TO DO — Omit all images, then return the remaining material exactly as it stands.

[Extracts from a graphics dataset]
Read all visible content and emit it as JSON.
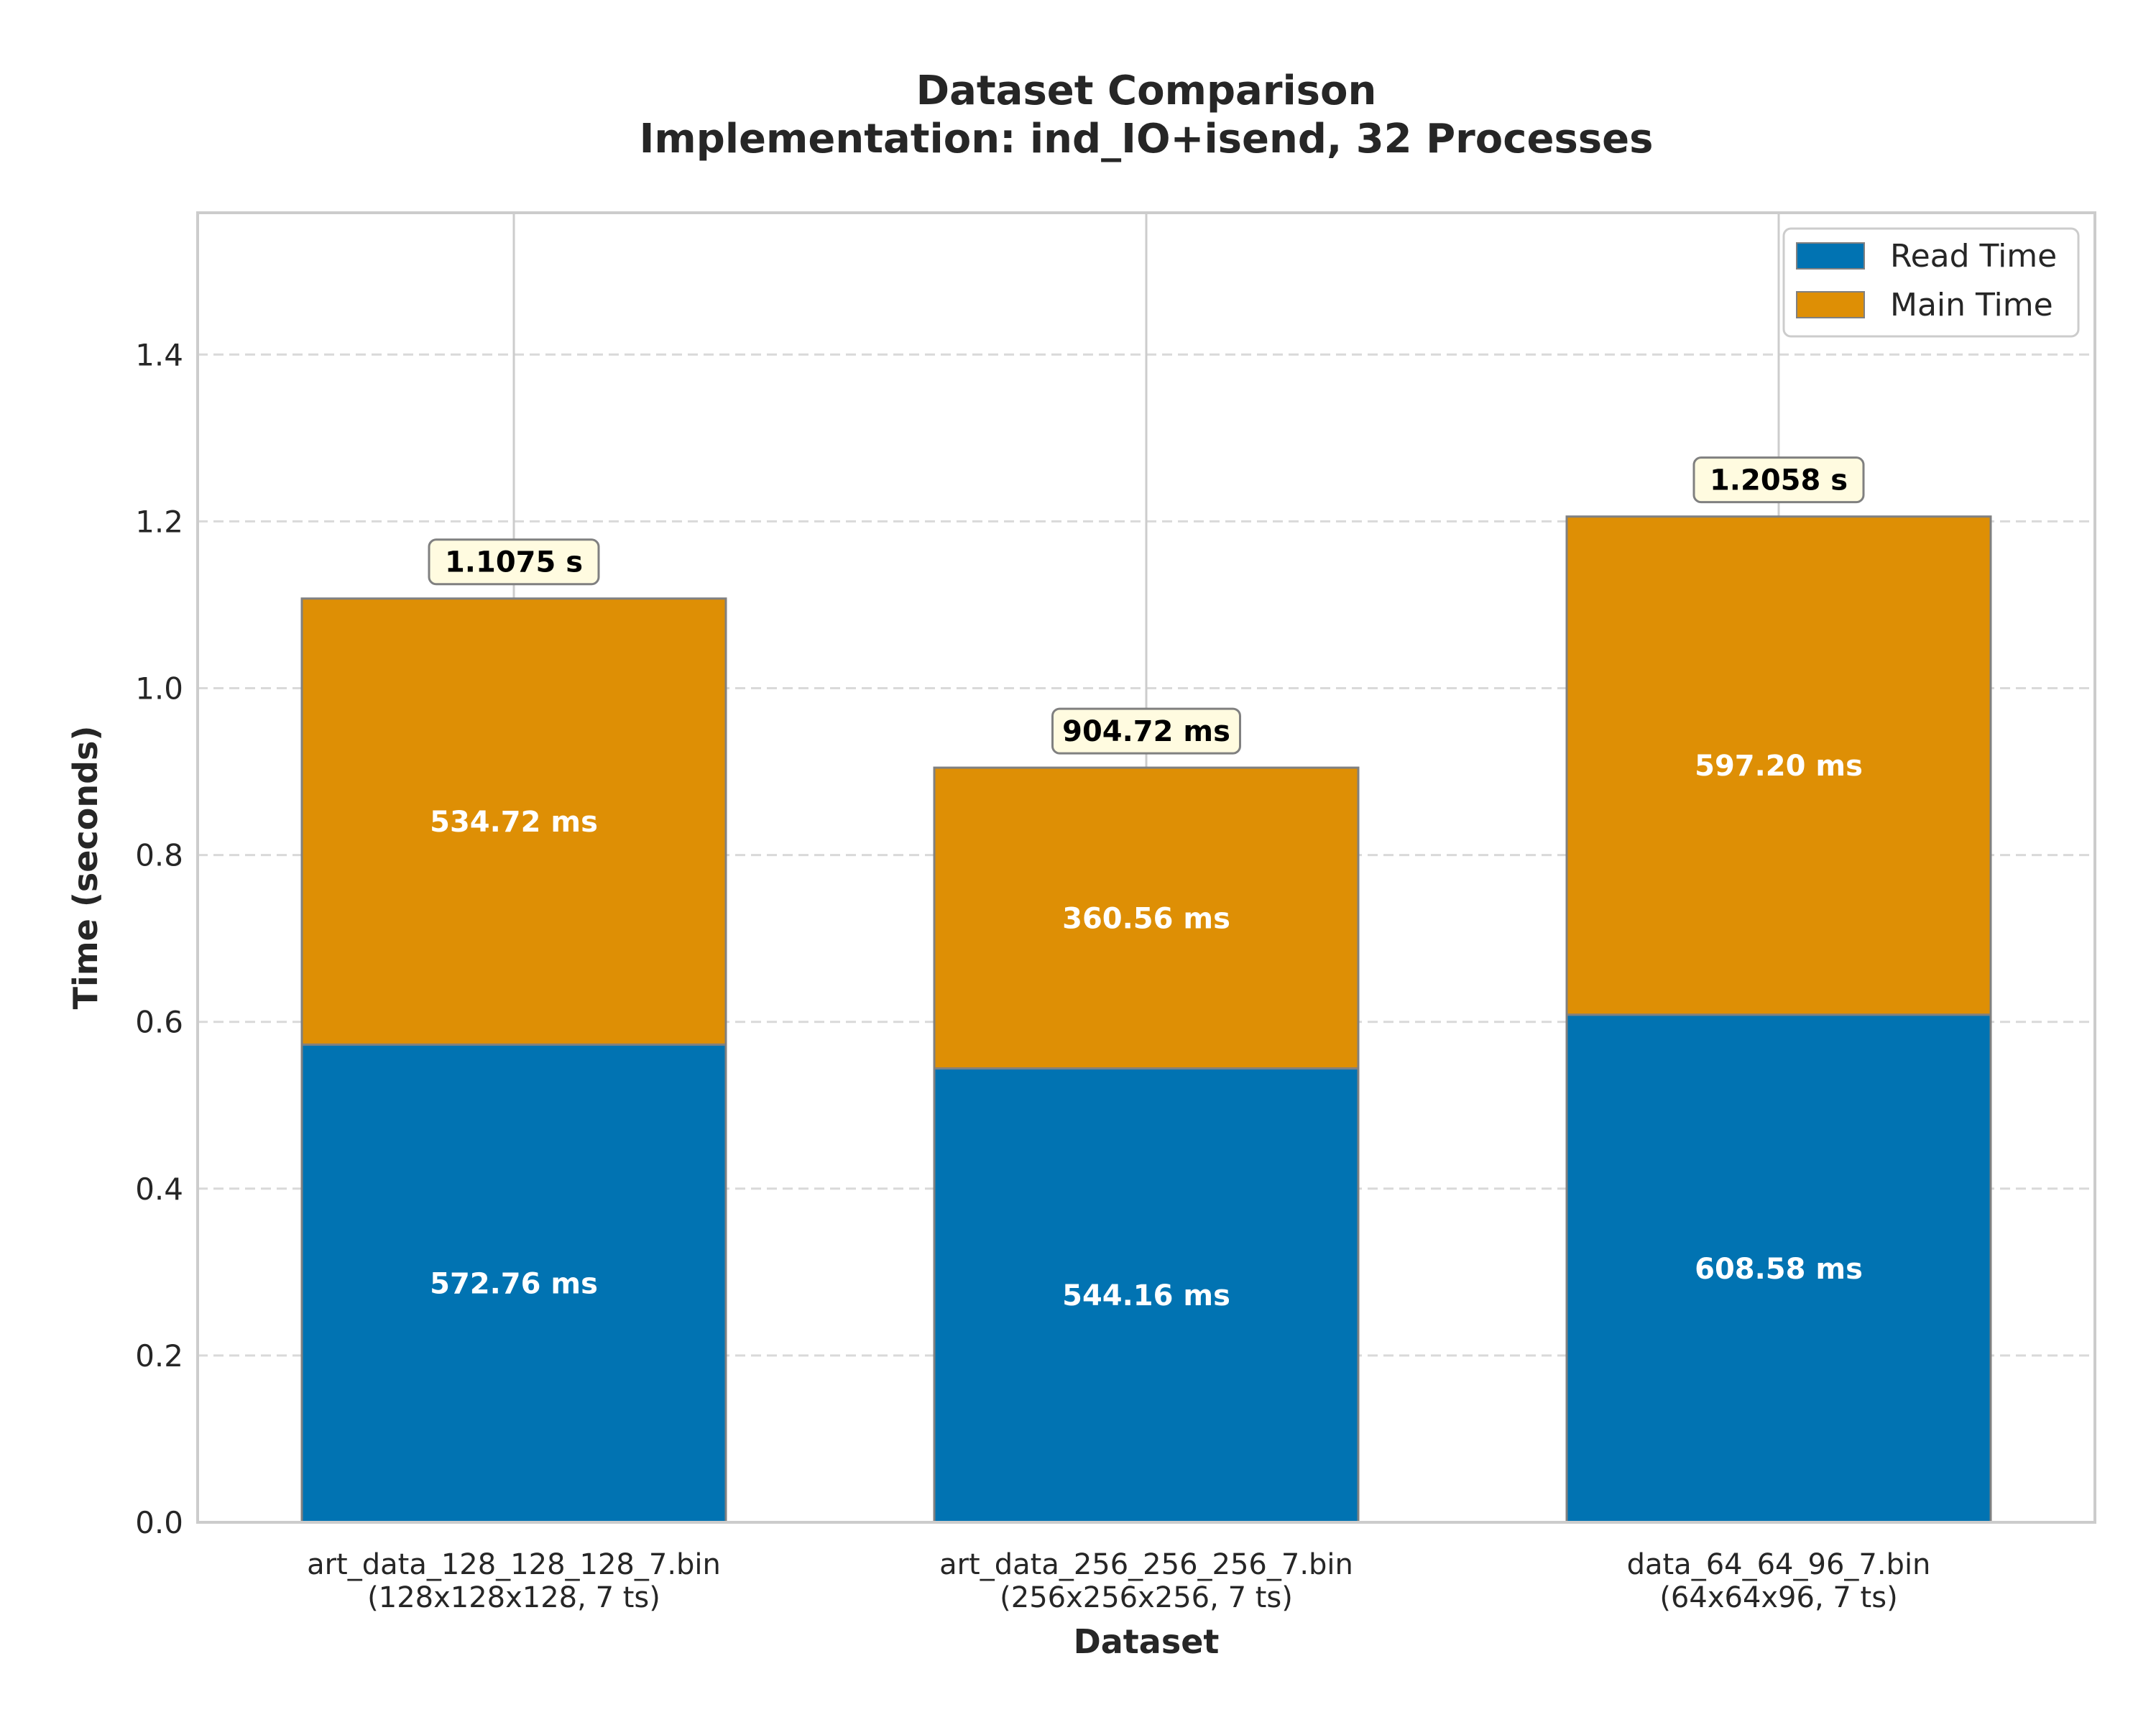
{
  "chart_data": {
    "type": "bar",
    "stacked": true,
    "title": "Dataset Comparison",
    "subtitle": "Implementation: ind_IO+isend, 32 Processes",
    "xlabel": "Dataset",
    "ylabel": "Time (seconds)",
    "ylim": [
      0,
      1.57
    ],
    "yticks": [
      "0.0",
      "0.2",
      "0.4",
      "0.6",
      "0.8",
      "1.0",
      "1.2",
      "1.4"
    ],
    "grid": "y-dashed",
    "legend_position": "top-right",
    "categories": [
      [
        "art_data_128_128_128_7.bin",
        "(128x128x128, 7 ts)"
      ],
      [
        "art_data_256_256_256_7.bin",
        "(256x256x256, 7 ts)"
      ],
      [
        "data_64_64_96_7.bin",
        "(64x64x96, 7 ts)"
      ]
    ],
    "series": [
      {
        "name": "Read Time",
        "color": "#0173b2",
        "values": [
          0.57276,
          0.54416,
          0.60858
        ],
        "labels": [
          "572.76 ms",
          "544.16 ms",
          "608.58 ms"
        ]
      },
      {
        "name": "Main Time",
        "color": "#de8f05",
        "values": [
          0.53472,
          0.36056,
          0.5972
        ],
        "labels": [
          "534.72 ms",
          "360.56 ms",
          "597.20 ms"
        ]
      }
    ],
    "totals": [
      1.1075,
      0.90472,
      1.2058
    ],
    "total_labels": [
      "1.1075 s",
      "904.72 ms",
      "1.2058 s"
    ],
    "annotation_box_color": "#fffbe0"
  }
}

RESPONSE —
Read all visible content and emit it as JSON.
{
  "chart_data": {
    "type": "bar",
    "stacked": true,
    "title": "Dataset Comparison",
    "subtitle": "Implementation: ind_IO+isend, 32 Processes",
    "xlabel": "Dataset",
    "ylabel": "Time (seconds)",
    "ylim": [
      0,
      1.57
    ],
    "yticks": [
      "0.0",
      "0.2",
      "0.4",
      "0.6",
      "0.8",
      "1.0",
      "1.2",
      "1.4"
    ],
    "grid": "y-dashed",
    "legend_position": "top-right",
    "categories": [
      [
        "art_data_128_128_128_7.bin",
        "(128x128x128, 7 ts)"
      ],
      [
        "art_data_256_256_256_7.bin",
        "(256x256x256, 7 ts)"
      ],
      [
        "data_64_64_96_7.bin",
        "(64x64x96, 7 ts)"
      ]
    ],
    "series": [
      {
        "name": "Read Time",
        "color": "#0173b2",
        "values": [
          0.57276,
          0.54416,
          0.60858
        ],
        "labels": [
          "572.76 ms",
          "544.16 ms",
          "608.58 ms"
        ]
      },
      {
        "name": "Main Time",
        "color": "#de8f05",
        "values": [
          0.53472,
          0.36056,
          0.5972
        ],
        "labels": [
          "534.72 ms",
          "360.56 ms",
          "597.20 ms"
        ]
      }
    ],
    "totals": [
      1.1075,
      0.90472,
      1.2058
    ],
    "total_labels": [
      "1.1075 s",
      "904.72 ms",
      "1.2058 s"
    ],
    "annotation_box_color": "#fffbe0"
  }
}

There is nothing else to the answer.